[start of MATERIAL SUPPLIED]
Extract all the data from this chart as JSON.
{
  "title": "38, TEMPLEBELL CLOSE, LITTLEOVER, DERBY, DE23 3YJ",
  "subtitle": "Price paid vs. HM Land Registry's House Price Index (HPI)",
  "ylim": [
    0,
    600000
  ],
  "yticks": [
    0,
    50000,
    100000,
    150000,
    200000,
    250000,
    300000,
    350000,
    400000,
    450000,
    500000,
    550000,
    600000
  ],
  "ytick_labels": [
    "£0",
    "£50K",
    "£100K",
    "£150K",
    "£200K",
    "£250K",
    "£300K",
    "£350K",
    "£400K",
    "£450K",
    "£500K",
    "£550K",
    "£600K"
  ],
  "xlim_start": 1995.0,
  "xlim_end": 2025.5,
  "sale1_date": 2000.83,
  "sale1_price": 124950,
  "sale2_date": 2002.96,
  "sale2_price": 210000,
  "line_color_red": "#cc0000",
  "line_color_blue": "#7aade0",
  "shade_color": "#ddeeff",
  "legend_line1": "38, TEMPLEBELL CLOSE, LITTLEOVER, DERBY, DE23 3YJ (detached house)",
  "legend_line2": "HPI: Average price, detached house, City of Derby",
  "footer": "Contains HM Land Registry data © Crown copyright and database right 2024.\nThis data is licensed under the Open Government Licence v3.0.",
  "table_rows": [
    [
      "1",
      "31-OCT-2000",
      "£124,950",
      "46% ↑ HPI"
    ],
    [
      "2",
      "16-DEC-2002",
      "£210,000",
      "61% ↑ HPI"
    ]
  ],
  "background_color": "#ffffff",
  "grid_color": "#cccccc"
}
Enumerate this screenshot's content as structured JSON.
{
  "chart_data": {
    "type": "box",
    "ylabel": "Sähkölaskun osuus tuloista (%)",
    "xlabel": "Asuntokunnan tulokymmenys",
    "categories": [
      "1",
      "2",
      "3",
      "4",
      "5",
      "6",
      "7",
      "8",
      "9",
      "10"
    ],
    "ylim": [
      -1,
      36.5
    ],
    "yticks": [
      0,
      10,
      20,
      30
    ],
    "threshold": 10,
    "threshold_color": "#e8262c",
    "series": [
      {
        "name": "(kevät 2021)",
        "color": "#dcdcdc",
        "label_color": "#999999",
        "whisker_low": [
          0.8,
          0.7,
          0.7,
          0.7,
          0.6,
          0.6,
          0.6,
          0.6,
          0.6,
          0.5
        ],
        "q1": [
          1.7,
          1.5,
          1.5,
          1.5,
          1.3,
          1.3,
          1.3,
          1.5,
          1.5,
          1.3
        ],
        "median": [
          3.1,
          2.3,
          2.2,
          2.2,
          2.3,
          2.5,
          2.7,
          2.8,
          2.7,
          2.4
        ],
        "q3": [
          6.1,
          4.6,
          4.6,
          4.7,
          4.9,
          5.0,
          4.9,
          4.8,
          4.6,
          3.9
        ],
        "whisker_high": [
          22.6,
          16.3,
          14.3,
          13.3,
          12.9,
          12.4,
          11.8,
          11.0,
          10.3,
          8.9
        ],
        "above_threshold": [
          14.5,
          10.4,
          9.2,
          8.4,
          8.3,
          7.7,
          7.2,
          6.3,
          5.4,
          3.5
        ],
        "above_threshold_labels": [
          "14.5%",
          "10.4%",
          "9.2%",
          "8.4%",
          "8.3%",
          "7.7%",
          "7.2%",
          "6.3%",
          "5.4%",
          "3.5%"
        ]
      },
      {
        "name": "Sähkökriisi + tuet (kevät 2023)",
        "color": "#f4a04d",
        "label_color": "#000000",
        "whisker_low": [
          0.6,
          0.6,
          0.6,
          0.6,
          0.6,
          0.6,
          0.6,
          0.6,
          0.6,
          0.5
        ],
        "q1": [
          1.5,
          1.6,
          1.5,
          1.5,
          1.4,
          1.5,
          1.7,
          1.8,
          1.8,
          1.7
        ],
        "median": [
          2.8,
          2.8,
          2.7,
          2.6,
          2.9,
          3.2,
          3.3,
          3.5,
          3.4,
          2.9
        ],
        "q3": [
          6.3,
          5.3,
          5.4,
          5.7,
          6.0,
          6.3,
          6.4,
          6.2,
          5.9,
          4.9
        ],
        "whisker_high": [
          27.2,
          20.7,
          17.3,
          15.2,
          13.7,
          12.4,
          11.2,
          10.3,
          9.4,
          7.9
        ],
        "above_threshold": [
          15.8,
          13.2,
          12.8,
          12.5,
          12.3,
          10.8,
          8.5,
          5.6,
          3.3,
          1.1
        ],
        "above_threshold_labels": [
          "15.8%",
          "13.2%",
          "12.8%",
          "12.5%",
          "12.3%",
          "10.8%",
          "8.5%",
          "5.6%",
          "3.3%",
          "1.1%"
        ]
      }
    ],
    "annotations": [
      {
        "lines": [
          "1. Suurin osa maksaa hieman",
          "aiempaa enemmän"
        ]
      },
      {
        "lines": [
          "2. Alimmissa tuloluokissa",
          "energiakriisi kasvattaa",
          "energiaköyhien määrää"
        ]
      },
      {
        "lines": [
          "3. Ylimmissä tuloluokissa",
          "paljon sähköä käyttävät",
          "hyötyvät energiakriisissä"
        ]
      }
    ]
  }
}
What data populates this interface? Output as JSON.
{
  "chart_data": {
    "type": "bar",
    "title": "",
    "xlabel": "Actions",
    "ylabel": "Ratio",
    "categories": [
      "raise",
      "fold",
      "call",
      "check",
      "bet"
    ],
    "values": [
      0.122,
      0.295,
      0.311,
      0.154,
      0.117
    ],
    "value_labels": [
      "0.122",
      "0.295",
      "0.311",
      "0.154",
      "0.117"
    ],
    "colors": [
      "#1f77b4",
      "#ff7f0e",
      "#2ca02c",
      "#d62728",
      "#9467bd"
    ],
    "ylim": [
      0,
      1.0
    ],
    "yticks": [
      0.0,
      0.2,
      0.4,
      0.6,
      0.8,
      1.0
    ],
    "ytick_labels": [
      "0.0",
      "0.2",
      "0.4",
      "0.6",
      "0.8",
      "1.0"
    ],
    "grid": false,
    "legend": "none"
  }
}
[end of MATERIAL SUPPLIED]
EXERCISE BRIEF: Set down the entries verbatim, leaving none out.

OUTPUT OF THE EXERCISE:
Extract all the data from this chart as JSON.
{
  "title": "38, TEMPLEBELL CLOSE, LITTLEOVER, DERBY, DE23 3YJ",
  "subtitle": "Price paid vs. HM Land Registry's House Price Index (HPI)",
  "ylim": [
    0,
    600000
  ],
  "yticks": [
    0,
    50000,
    100000,
    150000,
    200000,
    250000,
    300000,
    350000,
    400000,
    450000,
    500000,
    550000,
    600000
  ],
  "ytick_labels": [
    "£0",
    "£50K",
    "£100K",
    "£150K",
    "£200K",
    "£250K",
    "£300K",
    "£350K",
    "£400K",
    "£450K",
    "£500K",
    "£550K",
    "£600K"
  ],
  "xlim_start": 1995.0,
  "xlim_end": 2025.5,
  "sale1_date": 2000.83,
  "sale1_price": 124950,
  "sale2_date": 2002.96,
  "sale2_price": 210000,
  "line_color_red": "#cc0000",
  "line_color_blue": "#7aade0",
  "shade_color": "#ddeeff",
  "legend_line1": "38, TEMPLEBELL CLOSE, LITTLEOVER, DERBY, DE23 3YJ (detached house)",
  "legend_line2": "HPI: Average price, detached house, City of Derby",
  "footer": "Contains HM Land Registry data © Crown copyright and database right 2024.\nThis data is licensed under the Open Government Licence v3.0.",
  "table_rows": [
    [
      "1",
      "31-OCT-2000",
      "£124,950",
      "46% ↑ HPI"
    ],
    [
      "2",
      "16-DEC-2002",
      "£210,000",
      "61% ↑ HPI"
    ]
  ],
  "background_color": "#ffffff",
  "grid_color": "#cccccc"
}
Enumerate this screenshot's content as structured JSON.
{
  "chart_data": {
    "type": "box",
    "ylabel": "Sähkölaskun osuus tuloista (%)",
    "xlabel": "Asuntokunnan tulokymmenys",
    "categories": [
      "1",
      "2",
      "3",
      "4",
      "5",
      "6",
      "7",
      "8",
      "9",
      "10"
    ],
    "ylim": [
      -1,
      36.5
    ],
    "yticks": [
      0,
      10,
      20,
      30
    ],
    "threshold": 10,
    "threshold_color": "#e8262c",
    "series": [
      {
        "name": "(kevät 2021)",
        "color": "#dcdcdc",
        "label_color": "#999999",
        "whisker_low": [
          0.8,
          0.7,
          0.7,
          0.7,
          0.6,
          0.6,
          0.6,
          0.6,
          0.6,
          0.5
        ],
        "q1": [
          1.7,
          1.5,
          1.5,
          1.5,
          1.3,
          1.3,
          1.3,
          1.5,
          1.5,
          1.3
        ],
        "median": [
          3.1,
          2.3,
          2.2,
          2.2,
          2.3,
          2.5,
          2.7,
          2.8,
          2.7,
          2.4
        ],
        "q3": [
          6.1,
          4.6,
          4.6,
          4.7,
          4.9,
          5.0,
          4.9,
          4.8,
          4.6,
          3.9
        ],
        "whisker_high": [
          22.6,
          16.3,
          14.3,
          13.3,
          12.9,
          12.4,
          11.8,
          11.0,
          10.3,
          8.9
        ],
        "above_threshold": [
          14.5,
          10.4,
          9.2,
          8.4,
          8.3,
          7.7,
          7.2,
          6.3,
          5.4,
          3.5
        ],
        "above_threshold_labels": [
          "14.5%",
          "10.4%",
          "9.2%",
          "8.4%",
          "8.3%",
          "7.7%",
          "7.2%",
          "6.3%",
          "5.4%",
          "3.5%"
        ]
      },
      {
        "name": "Sähkökriisi + tuet (kevät 2023)",
        "color": "#f4a04d",
        "label_color": "#000000",
        "whisker_low": [
          0.6,
          0.6,
          0.6,
          0.6,
          0.6,
          0.6,
          0.6,
          0.6,
          0.6,
          0.5
        ],
        "q1": [
          1.5,
          1.6,
          1.5,
          1.5,
          1.4,
          1.5,
          1.7,
          1.8,
          1.8,
          1.7
        ],
        "median": [
          2.8,
          2.8,
          2.7,
          2.6,
          2.9,
          3.2,
          3.3,
          3.5,
          3.4,
          2.9
        ],
        "q3": [
          6.3,
          5.3,
          5.4,
          5.7,
          6.0,
          6.3,
          6.4,
          6.2,
          5.9,
          4.9
        ],
        "whisker_high": [
          27.2,
          20.7,
          17.3,
          15.2,
          13.7,
          12.4,
          11.2,
          10.3,
          9.4,
          7.9
        ],
        "above_threshold": [
          15.8,
          13.2,
          12.8,
          12.5,
          12.3,
          10.8,
          8.5,
          5.6,
          3.3,
          1.1
        ],
        "above_threshold_labels": [
          "15.8%",
          "13.2%",
          "12.8%",
          "12.5%",
          "12.3%",
          "10.8%",
          "8.5%",
          "5.6%",
          "3.3%",
          "1.1%"
        ]
      }
    ],
    "annotations": [
      {
        "lines": [
          "1. Suurin osa maksaa hieman",
          "aiempaa enemmän"
        ]
      },
      {
        "lines": [
          "2. Alimmissa tuloluokissa",
          "energiakriisi kasvattaa",
          "energiaköyhien määrää"
        ]
      },
      {
        "lines": [
          "3. Ylimmissä tuloluokissa",
          "paljon sähköä käyttävät",
          "hyötyvät energiakriisissä"
        ]
      }
    ]
  }
}
What data populates this interface? Output as JSON.
{
  "chart_data": {
    "type": "bar",
    "title": "",
    "xlabel": "Actions",
    "ylabel": "Ratio",
    "categories": [
      "raise",
      "fold",
      "call",
      "check",
      "bet"
    ],
    "values": [
      0.122,
      0.295,
      0.311,
      0.154,
      0.117
    ],
    "value_labels": [
      "0.122",
      "0.295",
      "0.311",
      "0.154",
      "0.117"
    ],
    "colors": [
      "#1f77b4",
      "#ff7f0e",
      "#2ca02c",
      "#d62728",
      "#9467bd"
    ],
    "ylim": [
      0,
      1.0
    ],
    "yticks": [
      0.0,
      0.2,
      0.4,
      0.6,
      0.8,
      1.0
    ],
    "ytick_labels": [
      "0.0",
      "0.2",
      "0.4",
      "0.6",
      "0.8",
      "1.0"
    ],
    "grid": false,
    "legend": "none"
  }
}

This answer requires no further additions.